Stored data entries:
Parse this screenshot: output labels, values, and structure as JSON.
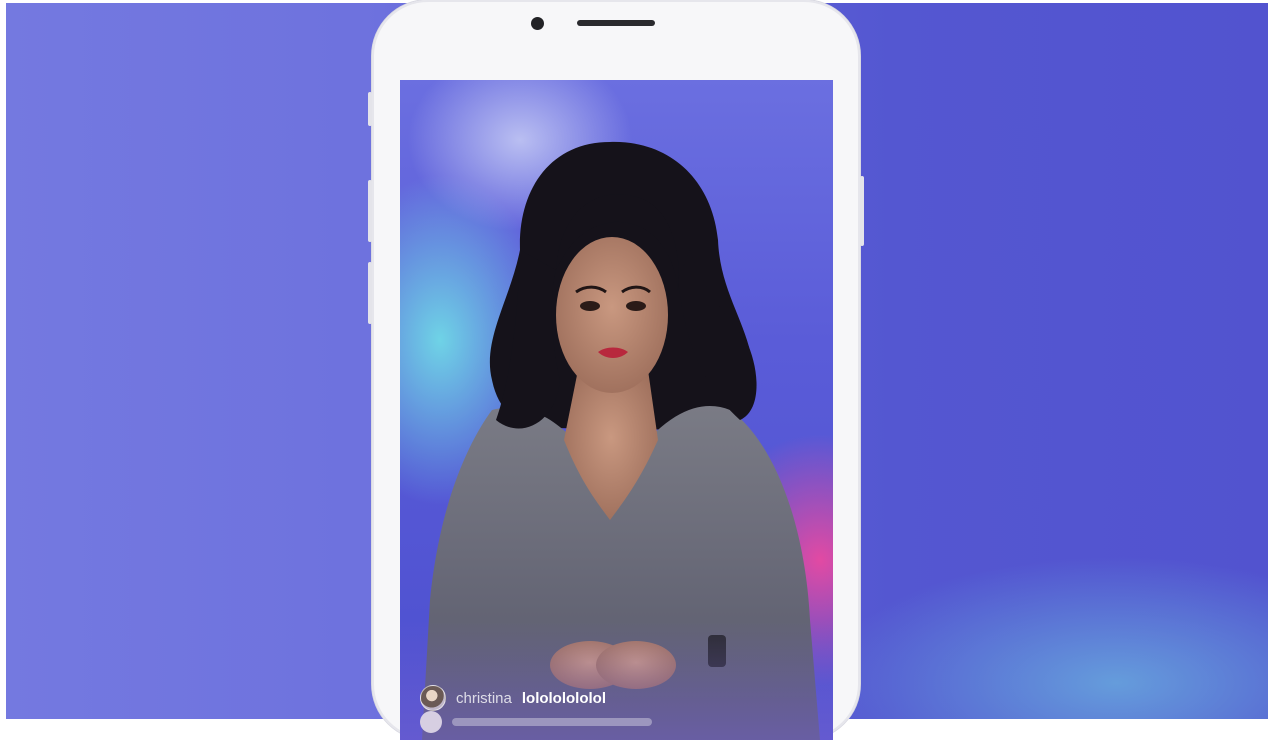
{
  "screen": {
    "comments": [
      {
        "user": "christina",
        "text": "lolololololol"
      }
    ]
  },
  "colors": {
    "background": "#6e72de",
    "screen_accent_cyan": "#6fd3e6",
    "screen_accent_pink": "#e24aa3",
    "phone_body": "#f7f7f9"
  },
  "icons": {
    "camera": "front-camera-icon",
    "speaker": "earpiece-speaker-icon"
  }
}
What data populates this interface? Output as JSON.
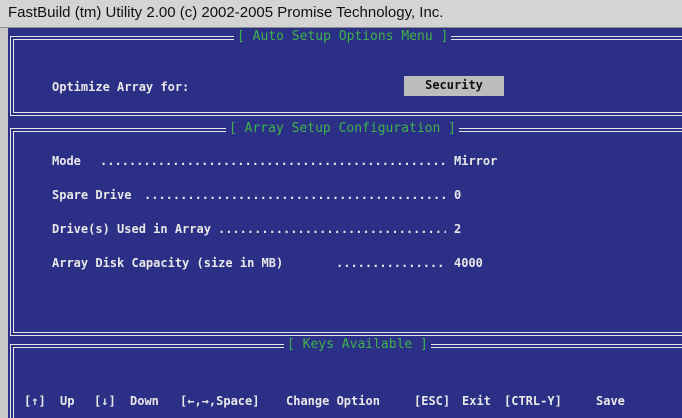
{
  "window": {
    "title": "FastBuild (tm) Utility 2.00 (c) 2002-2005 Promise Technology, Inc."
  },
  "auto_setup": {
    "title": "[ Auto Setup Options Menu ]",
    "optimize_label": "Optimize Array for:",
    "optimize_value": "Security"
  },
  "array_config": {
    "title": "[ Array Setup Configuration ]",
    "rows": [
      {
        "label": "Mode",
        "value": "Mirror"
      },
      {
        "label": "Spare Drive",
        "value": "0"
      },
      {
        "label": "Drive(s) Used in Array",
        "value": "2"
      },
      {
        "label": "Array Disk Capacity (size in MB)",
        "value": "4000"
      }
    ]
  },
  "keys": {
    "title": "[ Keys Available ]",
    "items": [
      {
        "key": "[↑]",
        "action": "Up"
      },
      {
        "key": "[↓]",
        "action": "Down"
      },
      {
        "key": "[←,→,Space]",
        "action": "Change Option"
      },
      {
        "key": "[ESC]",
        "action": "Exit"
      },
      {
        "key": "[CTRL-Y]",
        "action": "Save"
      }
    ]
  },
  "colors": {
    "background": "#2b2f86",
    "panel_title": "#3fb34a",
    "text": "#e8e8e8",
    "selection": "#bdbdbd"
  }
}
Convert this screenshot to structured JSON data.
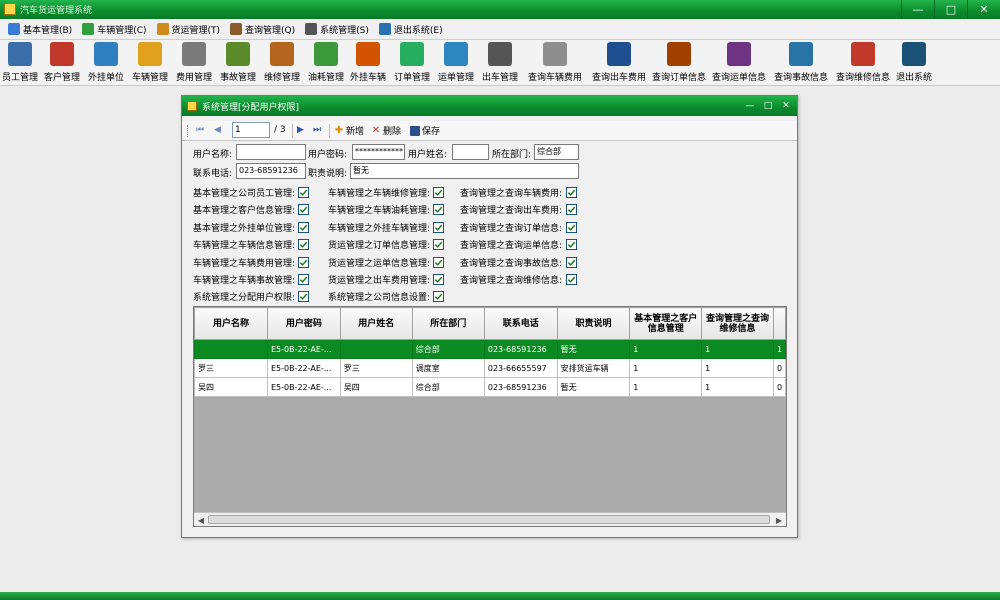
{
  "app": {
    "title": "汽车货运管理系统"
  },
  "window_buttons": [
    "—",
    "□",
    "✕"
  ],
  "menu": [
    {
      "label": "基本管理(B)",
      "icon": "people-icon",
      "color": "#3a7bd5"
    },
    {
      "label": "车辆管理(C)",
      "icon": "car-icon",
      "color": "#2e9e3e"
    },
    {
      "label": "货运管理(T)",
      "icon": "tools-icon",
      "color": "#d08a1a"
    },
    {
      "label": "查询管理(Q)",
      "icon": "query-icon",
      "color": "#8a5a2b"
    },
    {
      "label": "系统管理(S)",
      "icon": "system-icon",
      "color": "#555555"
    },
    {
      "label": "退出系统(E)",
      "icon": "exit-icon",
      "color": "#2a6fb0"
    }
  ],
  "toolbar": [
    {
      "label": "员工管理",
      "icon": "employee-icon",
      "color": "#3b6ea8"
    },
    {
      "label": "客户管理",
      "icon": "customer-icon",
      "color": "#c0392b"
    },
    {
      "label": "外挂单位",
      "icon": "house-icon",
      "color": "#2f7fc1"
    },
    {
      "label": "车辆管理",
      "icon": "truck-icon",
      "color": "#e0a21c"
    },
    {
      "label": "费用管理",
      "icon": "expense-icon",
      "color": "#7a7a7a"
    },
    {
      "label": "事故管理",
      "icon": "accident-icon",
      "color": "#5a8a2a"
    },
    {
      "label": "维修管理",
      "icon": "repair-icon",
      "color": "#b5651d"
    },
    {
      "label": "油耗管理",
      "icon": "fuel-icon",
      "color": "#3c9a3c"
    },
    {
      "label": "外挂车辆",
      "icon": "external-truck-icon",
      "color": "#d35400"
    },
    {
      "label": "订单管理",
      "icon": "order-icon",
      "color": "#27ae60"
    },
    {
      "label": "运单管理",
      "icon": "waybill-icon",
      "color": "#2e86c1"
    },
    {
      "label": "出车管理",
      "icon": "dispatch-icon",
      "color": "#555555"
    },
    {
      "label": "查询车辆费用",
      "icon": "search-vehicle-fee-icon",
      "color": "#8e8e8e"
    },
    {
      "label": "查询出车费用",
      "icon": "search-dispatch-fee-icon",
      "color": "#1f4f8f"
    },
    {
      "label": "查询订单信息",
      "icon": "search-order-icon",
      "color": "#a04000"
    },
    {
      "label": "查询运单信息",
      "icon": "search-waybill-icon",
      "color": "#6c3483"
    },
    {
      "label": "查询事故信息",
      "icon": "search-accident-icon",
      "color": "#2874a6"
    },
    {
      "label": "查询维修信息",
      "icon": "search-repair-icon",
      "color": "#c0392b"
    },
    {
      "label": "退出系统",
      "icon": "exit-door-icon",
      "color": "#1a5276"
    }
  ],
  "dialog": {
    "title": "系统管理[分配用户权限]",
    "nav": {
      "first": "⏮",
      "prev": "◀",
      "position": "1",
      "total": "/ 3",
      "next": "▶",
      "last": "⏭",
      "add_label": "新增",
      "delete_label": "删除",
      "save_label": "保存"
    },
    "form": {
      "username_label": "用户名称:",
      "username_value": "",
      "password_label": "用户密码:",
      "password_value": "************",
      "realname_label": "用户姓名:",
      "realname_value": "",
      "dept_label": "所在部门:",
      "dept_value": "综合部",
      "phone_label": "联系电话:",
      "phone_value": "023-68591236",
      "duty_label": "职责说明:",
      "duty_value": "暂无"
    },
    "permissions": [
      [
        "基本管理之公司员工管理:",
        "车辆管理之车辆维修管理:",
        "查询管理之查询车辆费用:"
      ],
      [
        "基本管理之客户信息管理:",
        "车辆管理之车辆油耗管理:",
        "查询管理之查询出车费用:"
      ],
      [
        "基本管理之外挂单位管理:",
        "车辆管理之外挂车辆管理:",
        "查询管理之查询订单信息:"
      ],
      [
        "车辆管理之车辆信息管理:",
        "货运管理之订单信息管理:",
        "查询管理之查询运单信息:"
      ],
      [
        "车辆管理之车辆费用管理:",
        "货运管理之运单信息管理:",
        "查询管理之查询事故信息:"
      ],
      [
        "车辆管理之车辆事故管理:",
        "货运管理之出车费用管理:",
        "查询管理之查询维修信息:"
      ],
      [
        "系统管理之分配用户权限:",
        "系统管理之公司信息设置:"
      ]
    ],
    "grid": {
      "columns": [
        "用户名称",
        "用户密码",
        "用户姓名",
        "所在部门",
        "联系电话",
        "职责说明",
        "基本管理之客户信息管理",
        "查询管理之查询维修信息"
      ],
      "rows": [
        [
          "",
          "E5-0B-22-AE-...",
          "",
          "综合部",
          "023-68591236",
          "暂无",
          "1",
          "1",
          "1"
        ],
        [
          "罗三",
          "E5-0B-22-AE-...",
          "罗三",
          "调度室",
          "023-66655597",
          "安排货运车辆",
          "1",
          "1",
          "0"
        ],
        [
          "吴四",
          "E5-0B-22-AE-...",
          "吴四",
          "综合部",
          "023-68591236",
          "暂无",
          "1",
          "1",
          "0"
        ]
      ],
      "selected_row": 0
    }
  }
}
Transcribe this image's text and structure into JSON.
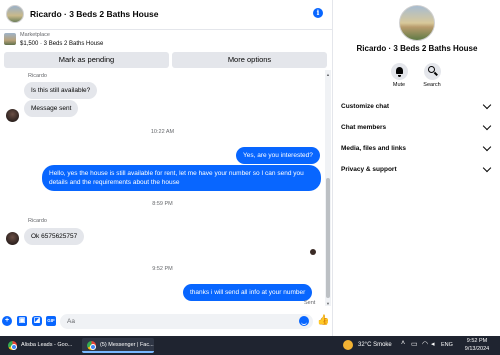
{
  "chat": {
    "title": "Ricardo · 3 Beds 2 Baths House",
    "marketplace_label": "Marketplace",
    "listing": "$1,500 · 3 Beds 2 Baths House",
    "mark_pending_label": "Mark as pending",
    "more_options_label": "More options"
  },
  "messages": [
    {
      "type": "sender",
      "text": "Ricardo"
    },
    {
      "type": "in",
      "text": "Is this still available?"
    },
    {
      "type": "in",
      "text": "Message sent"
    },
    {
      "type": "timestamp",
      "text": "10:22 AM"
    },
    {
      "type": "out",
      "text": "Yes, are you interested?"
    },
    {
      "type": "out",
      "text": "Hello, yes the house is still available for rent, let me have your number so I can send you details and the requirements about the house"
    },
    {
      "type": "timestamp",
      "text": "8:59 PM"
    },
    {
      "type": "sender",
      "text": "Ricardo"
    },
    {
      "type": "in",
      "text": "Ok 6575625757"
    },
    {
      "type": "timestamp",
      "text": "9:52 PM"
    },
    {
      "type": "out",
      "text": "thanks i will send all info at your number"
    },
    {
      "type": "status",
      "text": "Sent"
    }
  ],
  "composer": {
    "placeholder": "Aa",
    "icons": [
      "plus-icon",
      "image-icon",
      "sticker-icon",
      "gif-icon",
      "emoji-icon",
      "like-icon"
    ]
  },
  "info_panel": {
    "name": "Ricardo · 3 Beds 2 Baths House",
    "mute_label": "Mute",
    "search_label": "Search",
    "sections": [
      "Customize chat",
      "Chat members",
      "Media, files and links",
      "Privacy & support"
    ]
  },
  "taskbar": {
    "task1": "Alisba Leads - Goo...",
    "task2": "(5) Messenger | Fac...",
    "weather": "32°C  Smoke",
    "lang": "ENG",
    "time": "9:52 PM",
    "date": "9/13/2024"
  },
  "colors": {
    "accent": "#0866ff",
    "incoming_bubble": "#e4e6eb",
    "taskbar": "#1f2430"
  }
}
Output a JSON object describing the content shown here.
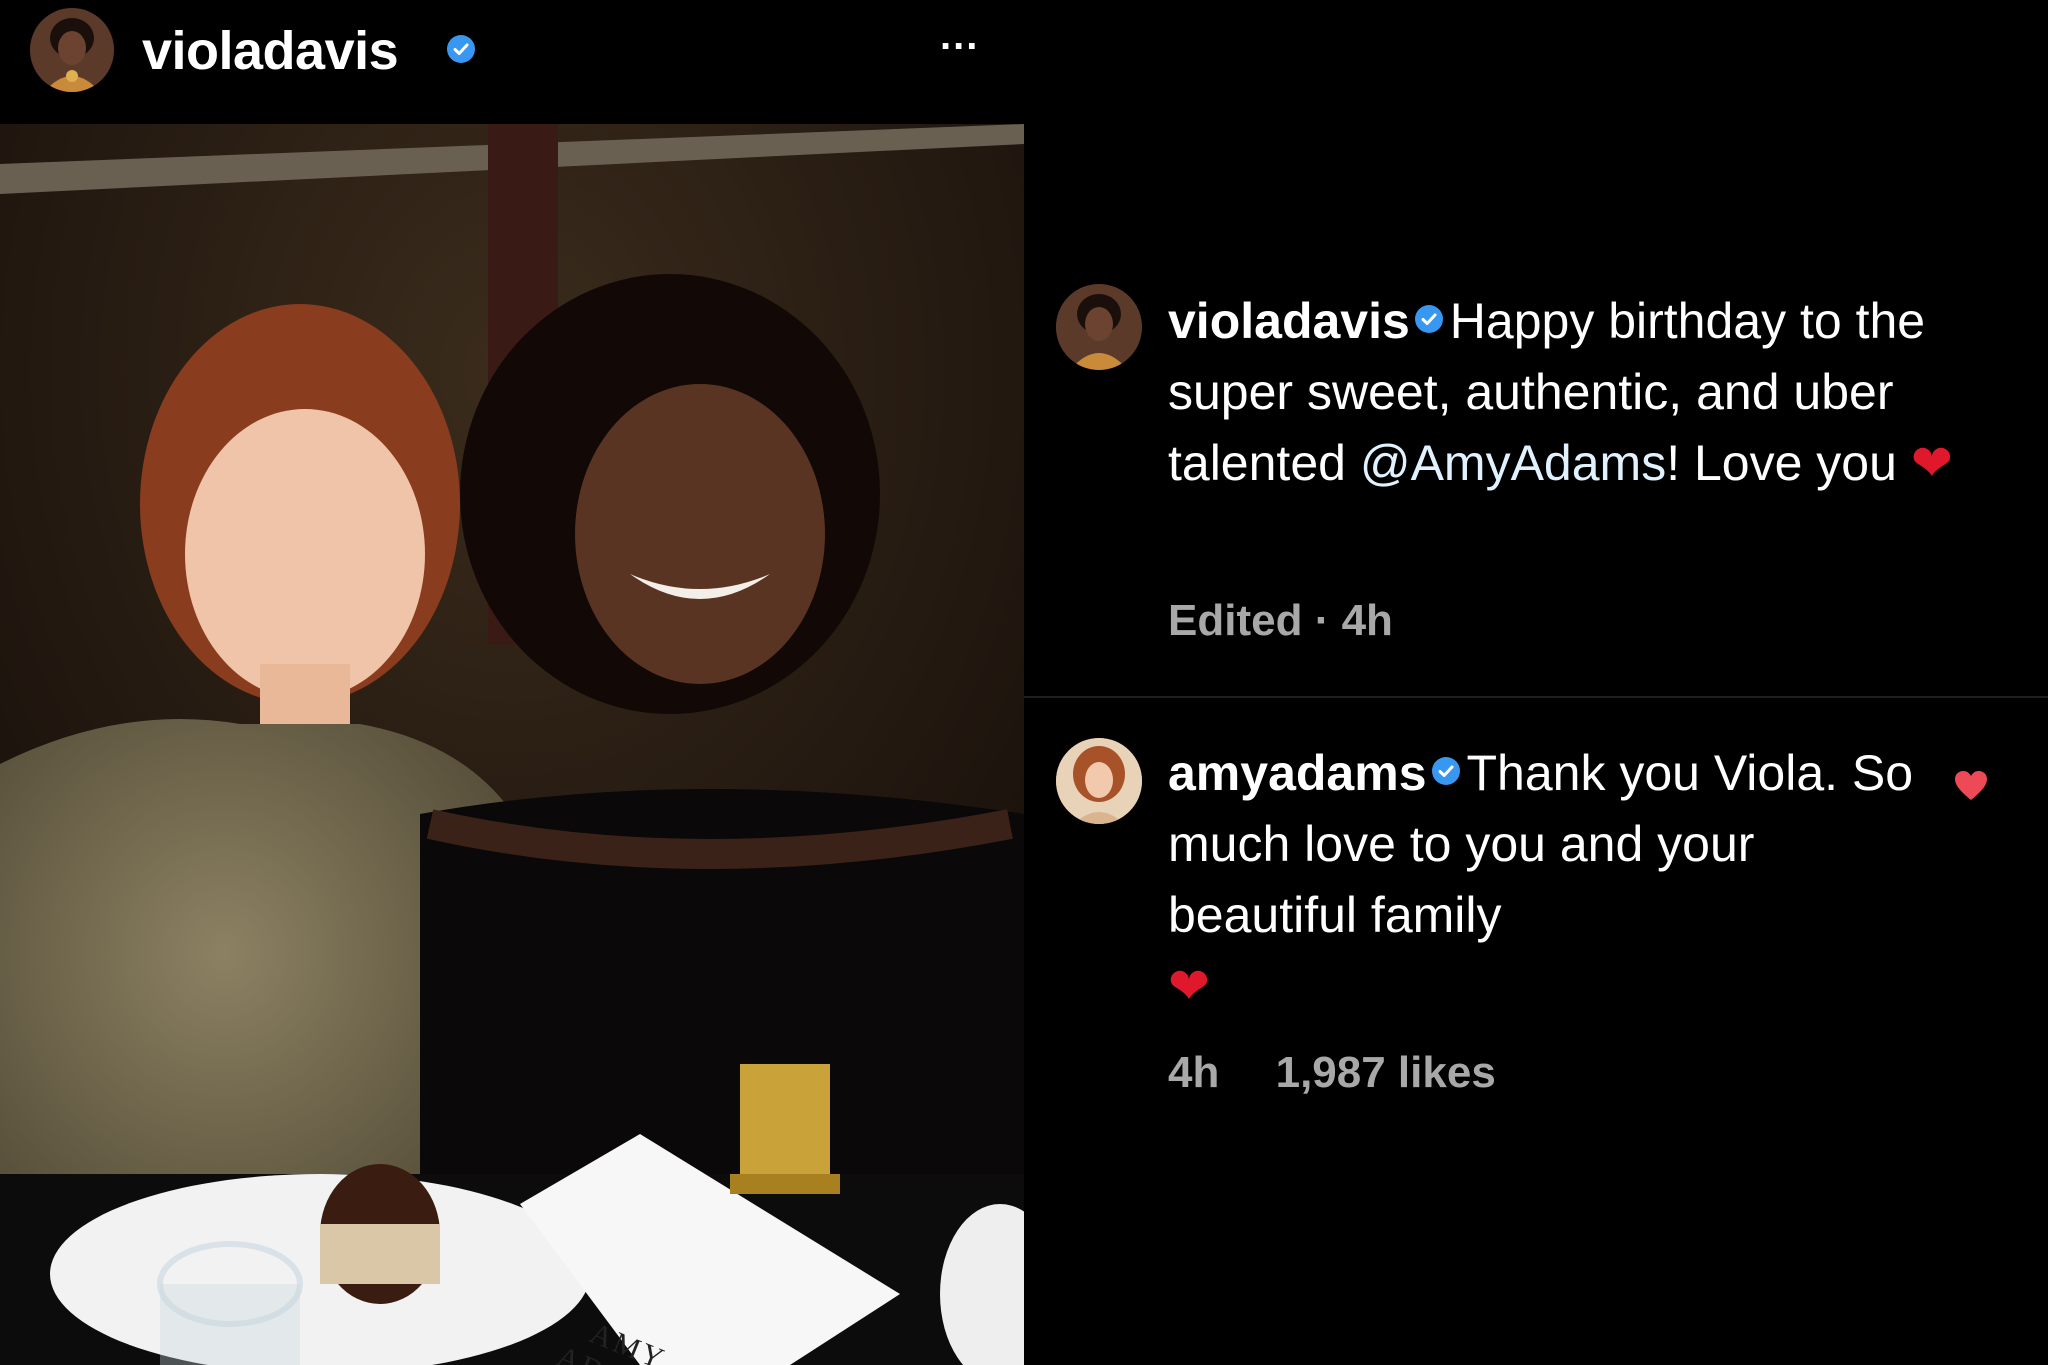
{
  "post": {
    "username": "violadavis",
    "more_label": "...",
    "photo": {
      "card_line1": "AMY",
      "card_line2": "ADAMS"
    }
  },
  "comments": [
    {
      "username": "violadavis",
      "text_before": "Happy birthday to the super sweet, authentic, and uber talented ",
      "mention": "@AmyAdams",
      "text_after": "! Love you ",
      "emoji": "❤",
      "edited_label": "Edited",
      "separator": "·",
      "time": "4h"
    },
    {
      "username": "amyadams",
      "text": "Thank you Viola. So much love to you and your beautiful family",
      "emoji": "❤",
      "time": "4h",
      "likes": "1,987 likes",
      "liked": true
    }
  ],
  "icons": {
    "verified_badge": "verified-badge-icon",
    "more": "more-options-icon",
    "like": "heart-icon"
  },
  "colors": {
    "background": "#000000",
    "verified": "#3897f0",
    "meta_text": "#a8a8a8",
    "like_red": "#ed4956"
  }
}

Stated exercise →
Lines that hold "JSON" are the ones to copy; find all of them.

Full response →
Parse this screenshot: output labels, values, and structure as JSON.
What data populates this interface? Output as JSON.
Convert this screenshot to structured JSON data.
Transcribe this image's text and structure into JSON.
Output a JSON object describing the content shown here.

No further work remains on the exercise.